** Start of Record list **

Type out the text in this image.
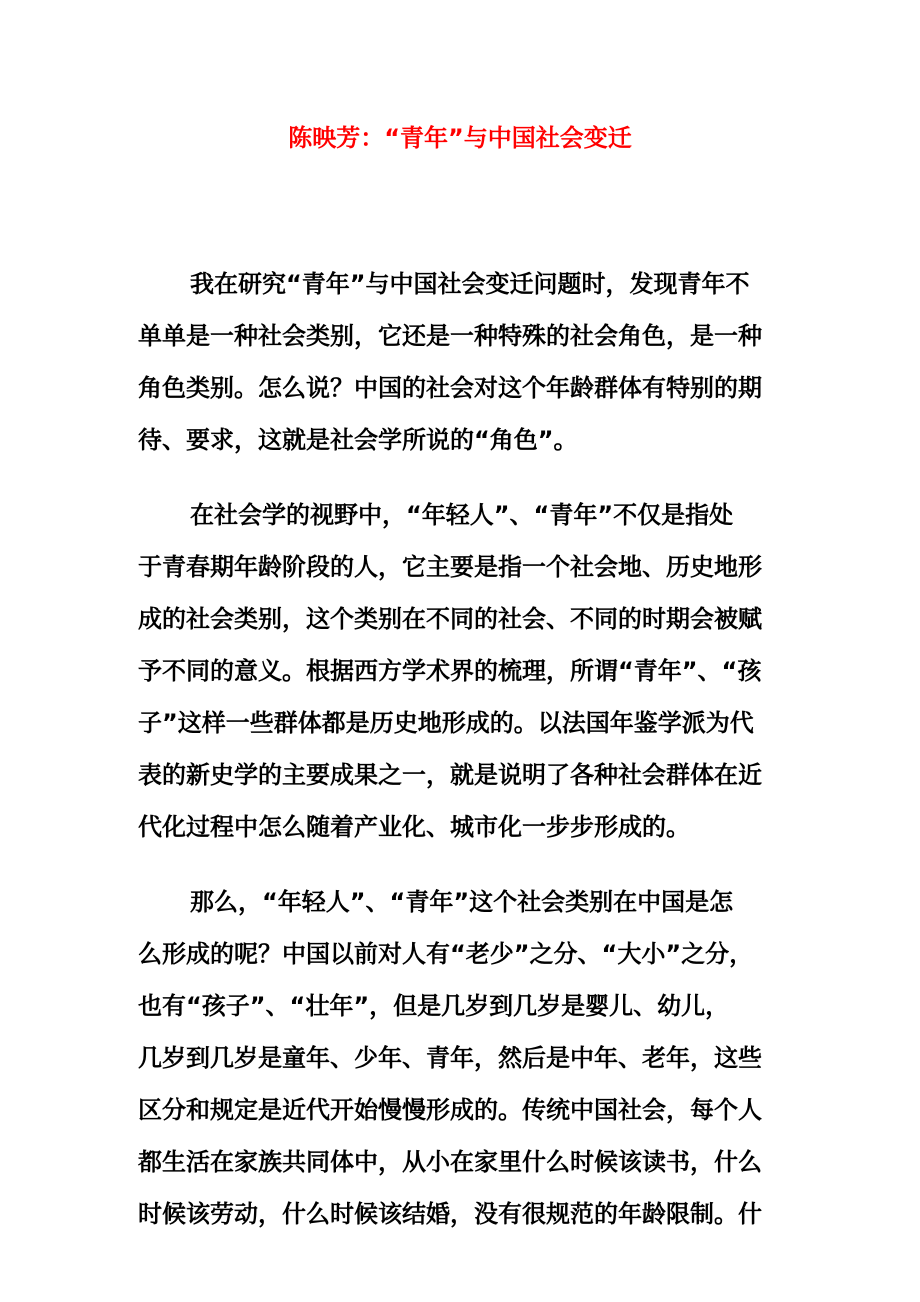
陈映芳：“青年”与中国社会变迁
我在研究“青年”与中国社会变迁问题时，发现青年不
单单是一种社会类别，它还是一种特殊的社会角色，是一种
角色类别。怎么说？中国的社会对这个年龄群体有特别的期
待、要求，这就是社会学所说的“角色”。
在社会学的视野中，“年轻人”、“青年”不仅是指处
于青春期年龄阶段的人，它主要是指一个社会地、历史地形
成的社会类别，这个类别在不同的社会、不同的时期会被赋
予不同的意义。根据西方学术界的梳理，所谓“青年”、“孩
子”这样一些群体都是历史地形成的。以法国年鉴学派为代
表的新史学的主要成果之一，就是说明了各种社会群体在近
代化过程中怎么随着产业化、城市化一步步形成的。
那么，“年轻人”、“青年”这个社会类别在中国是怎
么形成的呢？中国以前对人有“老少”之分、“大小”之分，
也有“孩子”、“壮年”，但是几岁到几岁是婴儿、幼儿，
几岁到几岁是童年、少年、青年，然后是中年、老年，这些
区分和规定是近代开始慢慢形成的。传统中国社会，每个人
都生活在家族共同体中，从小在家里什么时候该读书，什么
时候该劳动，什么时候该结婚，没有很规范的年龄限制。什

** End of Record list **

Copy out the listing exactly as it stands, but not the pictures.

Task response>
Type out the text in this image.
陈映芳：“青年”与中国社会变迁
我在研究“青年”与中国社会变迁问题时，发现青年不
单单是一种社会类别，它还是一种特殊的社会角色，是一种
角色类别。怎么说？中国的社会对这个年龄群体有特别的期
待、要求，这就是社会学所说的“角色”。
在社会学的视野中，“年轻人”、“青年”不仅是指处
于青春期年龄阶段的人，它主要是指一个社会地、历史地形
成的社会类别，这个类别在不同的社会、不同的时期会被赋
予不同的意义。根据西方学术界的梳理，所谓“青年”、“孩
子”这样一些群体都是历史地形成的。以法国年鉴学派为代
表的新史学的主要成果之一，就是说明了各种社会群体在近
代化过程中怎么随着产业化、城市化一步步形成的。
那么，“年轻人”、“青年”这个社会类别在中国是怎
么形成的呢？中国以前对人有“老少”之分、“大小”之分，
也有“孩子”、“壮年”，但是几岁到几岁是婴儿、幼儿，
几岁到几岁是童年、少年、青年，然后是中年、老年，这些
区分和规定是近代开始慢慢形成的。传统中国社会，每个人
都生活在家族共同体中，从小在家里什么时候该读书，什么
时候该劳动，什么时候该结婚，没有很规范的年龄限制。什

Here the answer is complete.